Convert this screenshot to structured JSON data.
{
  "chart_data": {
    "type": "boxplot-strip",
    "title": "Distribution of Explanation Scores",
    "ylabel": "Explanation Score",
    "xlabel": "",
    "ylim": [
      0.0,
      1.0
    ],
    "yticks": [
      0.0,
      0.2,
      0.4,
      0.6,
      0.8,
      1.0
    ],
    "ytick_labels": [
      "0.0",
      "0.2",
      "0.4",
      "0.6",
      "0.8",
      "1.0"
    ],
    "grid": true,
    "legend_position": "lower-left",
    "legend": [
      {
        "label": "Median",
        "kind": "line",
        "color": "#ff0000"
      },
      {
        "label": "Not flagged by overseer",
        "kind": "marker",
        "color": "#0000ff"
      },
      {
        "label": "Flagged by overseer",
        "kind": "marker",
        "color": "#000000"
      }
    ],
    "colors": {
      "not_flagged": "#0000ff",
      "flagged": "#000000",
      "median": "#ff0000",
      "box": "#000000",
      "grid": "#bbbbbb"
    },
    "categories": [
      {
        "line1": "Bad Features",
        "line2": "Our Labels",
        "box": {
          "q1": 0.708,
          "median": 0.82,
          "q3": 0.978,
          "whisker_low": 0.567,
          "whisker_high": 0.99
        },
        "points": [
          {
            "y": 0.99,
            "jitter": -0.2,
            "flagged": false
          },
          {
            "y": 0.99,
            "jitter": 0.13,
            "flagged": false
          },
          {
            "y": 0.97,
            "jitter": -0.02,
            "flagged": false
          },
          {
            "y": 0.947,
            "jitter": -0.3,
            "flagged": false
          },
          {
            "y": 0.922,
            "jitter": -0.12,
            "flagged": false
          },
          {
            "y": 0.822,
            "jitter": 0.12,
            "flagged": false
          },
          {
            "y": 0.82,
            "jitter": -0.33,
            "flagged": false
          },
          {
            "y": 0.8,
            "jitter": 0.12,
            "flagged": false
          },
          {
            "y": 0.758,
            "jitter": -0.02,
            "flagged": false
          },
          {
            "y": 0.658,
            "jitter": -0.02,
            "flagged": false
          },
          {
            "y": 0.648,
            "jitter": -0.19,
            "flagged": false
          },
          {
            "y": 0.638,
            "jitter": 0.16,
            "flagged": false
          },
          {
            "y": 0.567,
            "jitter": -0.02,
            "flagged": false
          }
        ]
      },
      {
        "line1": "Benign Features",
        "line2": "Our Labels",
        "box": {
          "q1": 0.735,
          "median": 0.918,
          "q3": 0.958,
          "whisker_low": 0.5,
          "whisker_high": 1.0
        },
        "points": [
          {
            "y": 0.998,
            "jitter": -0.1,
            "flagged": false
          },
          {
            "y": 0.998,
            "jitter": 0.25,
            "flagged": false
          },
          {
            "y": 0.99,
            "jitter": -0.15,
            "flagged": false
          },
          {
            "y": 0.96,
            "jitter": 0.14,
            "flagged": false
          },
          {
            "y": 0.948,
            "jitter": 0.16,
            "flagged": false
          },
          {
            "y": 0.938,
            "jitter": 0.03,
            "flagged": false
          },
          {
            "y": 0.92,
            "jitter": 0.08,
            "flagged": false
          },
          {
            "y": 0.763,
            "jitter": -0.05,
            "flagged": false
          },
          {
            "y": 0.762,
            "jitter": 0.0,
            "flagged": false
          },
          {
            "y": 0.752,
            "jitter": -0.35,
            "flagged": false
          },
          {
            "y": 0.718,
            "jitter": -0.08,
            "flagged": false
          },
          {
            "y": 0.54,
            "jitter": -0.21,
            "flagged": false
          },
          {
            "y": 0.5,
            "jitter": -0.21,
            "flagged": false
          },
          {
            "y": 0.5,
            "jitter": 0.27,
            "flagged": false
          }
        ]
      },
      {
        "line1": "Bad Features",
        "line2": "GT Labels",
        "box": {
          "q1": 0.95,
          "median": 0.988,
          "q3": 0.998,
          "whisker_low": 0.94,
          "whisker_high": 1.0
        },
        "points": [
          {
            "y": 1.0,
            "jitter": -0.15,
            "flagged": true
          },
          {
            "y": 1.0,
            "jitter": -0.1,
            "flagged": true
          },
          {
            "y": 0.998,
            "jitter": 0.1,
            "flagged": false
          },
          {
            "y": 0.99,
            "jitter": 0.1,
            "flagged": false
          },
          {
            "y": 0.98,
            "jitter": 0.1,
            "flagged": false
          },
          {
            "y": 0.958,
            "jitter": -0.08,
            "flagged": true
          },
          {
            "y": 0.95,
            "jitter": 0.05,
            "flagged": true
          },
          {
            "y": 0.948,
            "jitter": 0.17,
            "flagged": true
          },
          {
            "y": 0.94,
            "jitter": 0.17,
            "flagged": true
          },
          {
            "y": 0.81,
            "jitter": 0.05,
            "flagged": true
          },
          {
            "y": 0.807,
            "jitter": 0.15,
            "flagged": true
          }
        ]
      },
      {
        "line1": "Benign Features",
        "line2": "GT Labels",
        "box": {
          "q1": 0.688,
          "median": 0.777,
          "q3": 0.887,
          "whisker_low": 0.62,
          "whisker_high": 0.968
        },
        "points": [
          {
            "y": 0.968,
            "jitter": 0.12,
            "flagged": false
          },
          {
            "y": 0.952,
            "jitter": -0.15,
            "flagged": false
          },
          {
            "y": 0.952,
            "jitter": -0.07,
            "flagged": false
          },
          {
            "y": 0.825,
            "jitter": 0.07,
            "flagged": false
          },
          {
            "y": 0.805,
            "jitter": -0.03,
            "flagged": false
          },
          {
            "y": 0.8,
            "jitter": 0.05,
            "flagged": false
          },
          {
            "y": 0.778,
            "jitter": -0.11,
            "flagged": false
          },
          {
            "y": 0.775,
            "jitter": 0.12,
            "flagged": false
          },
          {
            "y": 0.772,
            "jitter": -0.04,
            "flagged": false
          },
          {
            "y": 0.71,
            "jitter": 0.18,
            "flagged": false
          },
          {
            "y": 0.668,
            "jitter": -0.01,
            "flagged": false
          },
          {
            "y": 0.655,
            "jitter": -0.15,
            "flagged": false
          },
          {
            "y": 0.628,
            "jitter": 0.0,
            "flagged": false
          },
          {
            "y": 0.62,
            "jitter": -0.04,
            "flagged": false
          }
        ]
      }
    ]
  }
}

__________

TASK REQUIREMENTS: Reproduce each entry exactly, leaving out nothing.

OUTPUT OF THE EXERCISE:
Convert this screenshot to structured JSON data.
{
  "chart_data": {
    "type": "boxplot-strip",
    "title": "Distribution of Explanation Scores",
    "ylabel": "Explanation Score",
    "xlabel": "",
    "ylim": [
      0.0,
      1.0
    ],
    "yticks": [
      0.0,
      0.2,
      0.4,
      0.6,
      0.8,
      1.0
    ],
    "ytick_labels": [
      "0.0",
      "0.2",
      "0.4",
      "0.6",
      "0.8",
      "1.0"
    ],
    "grid": true,
    "legend_position": "lower-left",
    "legend": [
      {
        "label": "Median",
        "kind": "line",
        "color": "#ff0000"
      },
      {
        "label": "Not flagged by overseer",
        "kind": "marker",
        "color": "#0000ff"
      },
      {
        "label": "Flagged by overseer",
        "kind": "marker",
        "color": "#000000"
      }
    ],
    "colors": {
      "not_flagged": "#0000ff",
      "flagged": "#000000",
      "median": "#ff0000",
      "box": "#000000",
      "grid": "#bbbbbb"
    },
    "categories": [
      {
        "line1": "Bad Features",
        "line2": "Our Labels",
        "box": {
          "q1": 0.708,
          "median": 0.82,
          "q3": 0.978,
          "whisker_low": 0.567,
          "whisker_high": 0.99
        },
        "points": [
          {
            "y": 0.99,
            "jitter": -0.2,
            "flagged": false
          },
          {
            "y": 0.99,
            "jitter": 0.13,
            "flagged": false
          },
          {
            "y": 0.97,
            "jitter": -0.02,
            "flagged": false
          },
          {
            "y": 0.947,
            "jitter": -0.3,
            "flagged": false
          },
          {
            "y": 0.922,
            "jitter": -0.12,
            "flagged": false
          },
          {
            "y": 0.822,
            "jitter": 0.12,
            "flagged": false
          },
          {
            "y": 0.82,
            "jitter": -0.33,
            "flagged": false
          },
          {
            "y": 0.8,
            "jitter": 0.12,
            "flagged": false
          },
          {
            "y": 0.758,
            "jitter": -0.02,
            "flagged": false
          },
          {
            "y": 0.658,
            "jitter": -0.02,
            "flagged": false
          },
          {
            "y": 0.648,
            "jitter": -0.19,
            "flagged": false
          },
          {
            "y": 0.638,
            "jitter": 0.16,
            "flagged": false
          },
          {
            "y": 0.567,
            "jitter": -0.02,
            "flagged": false
          }
        ]
      },
      {
        "line1": "Benign Features",
        "line2": "Our Labels",
        "box": {
          "q1": 0.735,
          "median": 0.918,
          "q3": 0.958,
          "whisker_low": 0.5,
          "whisker_high": 1.0
        },
        "points": [
          {
            "y": 0.998,
            "jitter": -0.1,
            "flagged": false
          },
          {
            "y": 0.998,
            "jitter": 0.25,
            "flagged": false
          },
          {
            "y": 0.99,
            "jitter": -0.15,
            "flagged": false
          },
          {
            "y": 0.96,
            "jitter": 0.14,
            "flagged": false
          },
          {
            "y": 0.948,
            "jitter": 0.16,
            "flagged": false
          },
          {
            "y": 0.938,
            "jitter": 0.03,
            "flagged": false
          },
          {
            "y": 0.92,
            "jitter": 0.08,
            "flagged": false
          },
          {
            "y": 0.763,
            "jitter": -0.05,
            "flagged": false
          },
          {
            "y": 0.762,
            "jitter": 0.0,
            "flagged": false
          },
          {
            "y": 0.752,
            "jitter": -0.35,
            "flagged": false
          },
          {
            "y": 0.718,
            "jitter": -0.08,
            "flagged": false
          },
          {
            "y": 0.54,
            "jitter": -0.21,
            "flagged": false
          },
          {
            "y": 0.5,
            "jitter": -0.21,
            "flagged": false
          },
          {
            "y": 0.5,
            "jitter": 0.27,
            "flagged": false
          }
        ]
      },
      {
        "line1": "Bad Features",
        "line2": "GT Labels",
        "box": {
          "q1": 0.95,
          "median": 0.988,
          "q3": 0.998,
          "whisker_low": 0.94,
          "whisker_high": 1.0
        },
        "points": [
          {
            "y": 1.0,
            "jitter": -0.15,
            "flagged": true
          },
          {
            "y": 1.0,
            "jitter": -0.1,
            "flagged": true
          },
          {
            "y": 0.998,
            "jitter": 0.1,
            "flagged": false
          },
          {
            "y": 0.99,
            "jitter": 0.1,
            "flagged": false
          },
          {
            "y": 0.98,
            "jitter": 0.1,
            "flagged": false
          },
          {
            "y": 0.958,
            "jitter": -0.08,
            "flagged": true
          },
          {
            "y": 0.95,
            "jitter": 0.05,
            "flagged": true
          },
          {
            "y": 0.948,
            "jitter": 0.17,
            "flagged": true
          },
          {
            "y": 0.94,
            "jitter": 0.17,
            "flagged": true
          },
          {
            "y": 0.81,
            "jitter": 0.05,
            "flagged": true
          },
          {
            "y": 0.807,
            "jitter": 0.15,
            "flagged": true
          }
        ]
      },
      {
        "line1": "Benign Features",
        "line2": "GT Labels",
        "box": {
          "q1": 0.688,
          "median": 0.777,
          "q3": 0.887,
          "whisker_low": 0.62,
          "whisker_high": 0.968
        },
        "points": [
          {
            "y": 0.968,
            "jitter": 0.12,
            "flagged": false
          },
          {
            "y": 0.952,
            "jitter": -0.15,
            "flagged": false
          },
          {
            "y": 0.952,
            "jitter": -0.07,
            "flagged": false
          },
          {
            "y": 0.825,
            "jitter": 0.07,
            "flagged": false
          },
          {
            "y": 0.805,
            "jitter": -0.03,
            "flagged": false
          },
          {
            "y": 0.8,
            "jitter": 0.05,
            "flagged": false
          },
          {
            "y": 0.778,
            "jitter": -0.11,
            "flagged": false
          },
          {
            "y": 0.775,
            "jitter": 0.12,
            "flagged": false
          },
          {
            "y": 0.772,
            "jitter": -0.04,
            "flagged": false
          },
          {
            "y": 0.71,
            "jitter": 0.18,
            "flagged": false
          },
          {
            "y": 0.668,
            "jitter": -0.01,
            "flagged": false
          },
          {
            "y": 0.655,
            "jitter": -0.15,
            "flagged": false
          },
          {
            "y": 0.628,
            "jitter": 0.0,
            "flagged": false
          },
          {
            "y": 0.62,
            "jitter": -0.04,
            "flagged": false
          }
        ]
      }
    ]
  }
}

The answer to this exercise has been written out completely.